GIVEN TASK:
Quote the whole listing word for word, please.

[Data extracted from a collection]
--
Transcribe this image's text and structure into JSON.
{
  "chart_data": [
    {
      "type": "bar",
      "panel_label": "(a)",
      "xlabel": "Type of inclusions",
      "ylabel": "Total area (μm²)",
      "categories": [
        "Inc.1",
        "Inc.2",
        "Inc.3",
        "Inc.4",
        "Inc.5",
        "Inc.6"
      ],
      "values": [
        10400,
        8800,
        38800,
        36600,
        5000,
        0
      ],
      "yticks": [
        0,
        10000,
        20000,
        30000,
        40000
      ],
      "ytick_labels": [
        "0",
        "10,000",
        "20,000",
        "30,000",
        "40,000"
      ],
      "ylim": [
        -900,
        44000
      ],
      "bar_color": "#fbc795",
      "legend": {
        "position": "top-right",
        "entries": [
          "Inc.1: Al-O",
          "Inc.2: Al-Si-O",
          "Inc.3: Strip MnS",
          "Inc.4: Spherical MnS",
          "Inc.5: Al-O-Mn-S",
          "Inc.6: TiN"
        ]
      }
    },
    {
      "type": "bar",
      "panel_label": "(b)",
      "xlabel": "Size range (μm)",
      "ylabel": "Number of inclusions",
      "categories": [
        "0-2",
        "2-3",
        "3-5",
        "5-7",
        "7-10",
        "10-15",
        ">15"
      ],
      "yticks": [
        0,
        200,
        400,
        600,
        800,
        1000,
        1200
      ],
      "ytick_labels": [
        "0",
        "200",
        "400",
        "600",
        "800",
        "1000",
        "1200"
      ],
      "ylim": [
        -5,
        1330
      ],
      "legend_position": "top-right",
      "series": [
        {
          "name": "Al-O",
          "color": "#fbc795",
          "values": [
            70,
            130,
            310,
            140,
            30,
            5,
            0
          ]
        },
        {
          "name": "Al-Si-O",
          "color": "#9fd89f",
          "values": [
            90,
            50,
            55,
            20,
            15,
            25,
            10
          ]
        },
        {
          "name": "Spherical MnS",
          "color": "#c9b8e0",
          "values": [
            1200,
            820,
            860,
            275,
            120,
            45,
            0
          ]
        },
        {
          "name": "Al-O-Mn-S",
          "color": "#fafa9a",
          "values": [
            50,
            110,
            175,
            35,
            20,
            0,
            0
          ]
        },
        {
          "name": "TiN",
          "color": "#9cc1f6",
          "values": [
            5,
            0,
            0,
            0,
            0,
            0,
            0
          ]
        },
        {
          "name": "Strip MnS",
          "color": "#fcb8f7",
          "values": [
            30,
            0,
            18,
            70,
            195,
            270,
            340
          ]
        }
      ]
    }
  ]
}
--
CORRECT RESULT:
Transcribe this image's text and structure into JSON.
{
  "chart_data": [
    {
      "type": "bar",
      "panel_label": "(a)",
      "xlabel": "Type of inclusions",
      "ylabel": "Total area (μm²)",
      "categories": [
        "Inc.1",
        "Inc.2",
        "Inc.3",
        "Inc.4",
        "Inc.5",
        "Inc.6"
      ],
      "values": [
        10400,
        8800,
        38800,
        36600,
        5000,
        0
      ],
      "yticks": [
        0,
        10000,
        20000,
        30000,
        40000
      ],
      "ytick_labels": [
        "0",
        "10,000",
        "20,000",
        "30,000",
        "40,000"
      ],
      "ylim": [
        -900,
        44000
      ],
      "bar_color": "#fbc795",
      "legend": {
        "position": "top-right",
        "entries": [
          "Inc.1: Al-O",
          "Inc.2: Al-Si-O",
          "Inc.3: Strip MnS",
          "Inc.4: Spherical MnS",
          "Inc.5: Al-O-Mn-S",
          "Inc.6: TiN"
        ]
      }
    },
    {
      "type": "bar",
      "panel_label": "(b)",
      "xlabel": "Size range (μm)",
      "ylabel": "Number of inclusions",
      "categories": [
        "0-2",
        "2-3",
        "3-5",
        "5-7",
        "7-10",
        "10-15",
        ">15"
      ],
      "yticks": [
        0,
        200,
        400,
        600,
        800,
        1000,
        1200
      ],
      "ytick_labels": [
        "0",
        "200",
        "400",
        "600",
        "800",
        "1000",
        "1200"
      ],
      "ylim": [
        -5,
        1330
      ],
      "legend_position": "top-right",
      "series": [
        {
          "name": "Al-O",
          "color": "#fbc795",
          "values": [
            70,
            130,
            310,
            140,
            30,
            5,
            0
          ]
        },
        {
          "name": "Al-Si-O",
          "color": "#9fd89f",
          "values": [
            90,
            50,
            55,
            20,
            15,
            25,
            10
          ]
        },
        {
          "name": "Spherical MnS",
          "color": "#c9b8e0",
          "values": [
            1200,
            820,
            860,
            275,
            120,
            45,
            0
          ]
        },
        {
          "name": "Al-O-Mn-S",
          "color": "#fafa9a",
          "values": [
            50,
            110,
            175,
            35,
            20,
            0,
            0
          ]
        },
        {
          "name": "TiN",
          "color": "#9cc1f6",
          "values": [
            5,
            0,
            0,
            0,
            0,
            0,
            0
          ]
        },
        {
          "name": "Strip MnS",
          "color": "#fcb8f7",
          "values": [
            30,
            0,
            18,
            70,
            195,
            270,
            340
          ]
        }
      ]
    }
  ]
}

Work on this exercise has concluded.